Extracted records

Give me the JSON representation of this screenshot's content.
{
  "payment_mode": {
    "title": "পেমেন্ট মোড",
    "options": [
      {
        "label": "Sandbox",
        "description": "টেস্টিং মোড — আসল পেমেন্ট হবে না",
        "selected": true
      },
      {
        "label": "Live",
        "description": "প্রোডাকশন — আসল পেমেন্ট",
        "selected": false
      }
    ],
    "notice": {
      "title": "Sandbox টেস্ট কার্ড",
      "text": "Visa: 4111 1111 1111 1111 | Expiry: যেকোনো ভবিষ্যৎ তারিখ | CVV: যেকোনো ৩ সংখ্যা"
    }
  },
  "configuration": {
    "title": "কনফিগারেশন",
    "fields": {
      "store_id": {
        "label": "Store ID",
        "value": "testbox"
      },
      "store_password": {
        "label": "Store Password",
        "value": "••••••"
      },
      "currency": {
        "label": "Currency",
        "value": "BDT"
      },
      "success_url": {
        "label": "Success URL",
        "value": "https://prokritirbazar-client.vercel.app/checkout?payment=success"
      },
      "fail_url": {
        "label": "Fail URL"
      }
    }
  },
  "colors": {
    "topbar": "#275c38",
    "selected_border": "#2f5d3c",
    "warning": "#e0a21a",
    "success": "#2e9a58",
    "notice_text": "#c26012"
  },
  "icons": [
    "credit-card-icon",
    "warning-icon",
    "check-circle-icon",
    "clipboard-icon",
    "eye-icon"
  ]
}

Goal of the exercise =>
Using the exact wording, write out all of the records.

The completed task =>
Give me the JSON representation of this screenshot's content.
{
  "payment_mode": {
    "title": "পেমেন্ট মোড",
    "options": [
      {
        "label": "Sandbox",
        "description": "টেস্টিং মোড — আসল পেমেন্ট হবে না",
        "selected": true
      },
      {
        "label": "Live",
        "description": "প্রোডাকশন — আসল পেমেন্ট",
        "selected": false
      }
    ],
    "notice": {
      "title": "Sandbox টেস্ট কার্ড",
      "text": "Visa: 4111 1111 1111 1111 | Expiry: যেকোনো ভবিষ্যৎ তারিখ | CVV: যেকোনো ৩ সংখ্যা"
    }
  },
  "configuration": {
    "title": "কনফিগারেশন",
    "fields": {
      "store_id": {
        "label": "Store ID",
        "value": "testbox"
      },
      "store_password": {
        "label": "Store Password",
        "value": "••••••"
      },
      "currency": {
        "label": "Currency",
        "value": "BDT"
      },
      "success_url": {
        "label": "Success URL",
        "value": "https://prokritirbazar-client.vercel.app/checkout?payment=success"
      },
      "fail_url": {
        "label": "Fail URL"
      }
    }
  },
  "colors": {
    "topbar": "#275c38",
    "selected_border": "#2f5d3c",
    "warning": "#e0a21a",
    "success": "#2e9a58",
    "notice_text": "#c26012"
  },
  "icons": [
    "credit-card-icon",
    "warning-icon",
    "check-circle-icon",
    "clipboard-icon",
    "eye-icon"
  ]
}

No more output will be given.